THE PROBLEM: Please rewrite the items from their start up to and including the line with "- Text: mean magnetic", replacing "positions" with "coordinates" and leaving everything else unchanged.

>>

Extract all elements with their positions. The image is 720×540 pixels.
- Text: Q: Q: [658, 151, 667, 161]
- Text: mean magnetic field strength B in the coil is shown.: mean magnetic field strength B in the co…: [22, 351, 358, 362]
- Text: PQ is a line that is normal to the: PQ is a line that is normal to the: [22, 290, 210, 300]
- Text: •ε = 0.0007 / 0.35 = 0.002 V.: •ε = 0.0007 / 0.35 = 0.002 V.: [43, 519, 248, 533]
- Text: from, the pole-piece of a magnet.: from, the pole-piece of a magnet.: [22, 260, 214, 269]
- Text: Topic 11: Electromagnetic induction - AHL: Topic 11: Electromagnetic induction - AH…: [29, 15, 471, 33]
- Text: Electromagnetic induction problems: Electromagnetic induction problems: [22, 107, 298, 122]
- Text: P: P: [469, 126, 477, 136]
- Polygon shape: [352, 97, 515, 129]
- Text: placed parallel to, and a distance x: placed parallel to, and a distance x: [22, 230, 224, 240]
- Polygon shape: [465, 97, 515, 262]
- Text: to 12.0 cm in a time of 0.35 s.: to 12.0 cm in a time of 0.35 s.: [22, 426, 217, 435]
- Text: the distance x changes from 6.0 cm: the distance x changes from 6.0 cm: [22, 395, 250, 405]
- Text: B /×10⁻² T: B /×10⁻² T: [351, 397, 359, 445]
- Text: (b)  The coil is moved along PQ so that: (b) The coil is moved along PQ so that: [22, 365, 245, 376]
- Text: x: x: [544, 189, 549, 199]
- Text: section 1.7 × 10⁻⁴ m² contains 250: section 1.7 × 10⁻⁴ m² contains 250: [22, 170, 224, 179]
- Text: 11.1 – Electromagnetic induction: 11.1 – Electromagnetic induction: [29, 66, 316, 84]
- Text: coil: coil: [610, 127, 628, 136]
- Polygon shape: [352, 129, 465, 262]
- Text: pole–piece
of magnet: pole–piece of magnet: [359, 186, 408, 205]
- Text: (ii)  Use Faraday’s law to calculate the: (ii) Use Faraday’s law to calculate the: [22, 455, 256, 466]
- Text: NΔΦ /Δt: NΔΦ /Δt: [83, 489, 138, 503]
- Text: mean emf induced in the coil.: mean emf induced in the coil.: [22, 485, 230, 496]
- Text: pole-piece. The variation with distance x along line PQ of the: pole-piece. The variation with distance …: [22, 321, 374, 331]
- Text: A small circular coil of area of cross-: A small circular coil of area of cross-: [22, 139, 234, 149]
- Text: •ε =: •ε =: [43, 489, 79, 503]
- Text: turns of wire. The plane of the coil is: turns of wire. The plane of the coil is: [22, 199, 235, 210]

<<

WRITTEN SOLUTION:
Extract all elements with their coordinates. The image is 720×540 pixels.
- Text: Q: Q: [658, 151, 667, 161]
- Text: mean magnetic field strength B in the coil is shown.: mean magnetic field strength B in the co…: [22, 351, 358, 362]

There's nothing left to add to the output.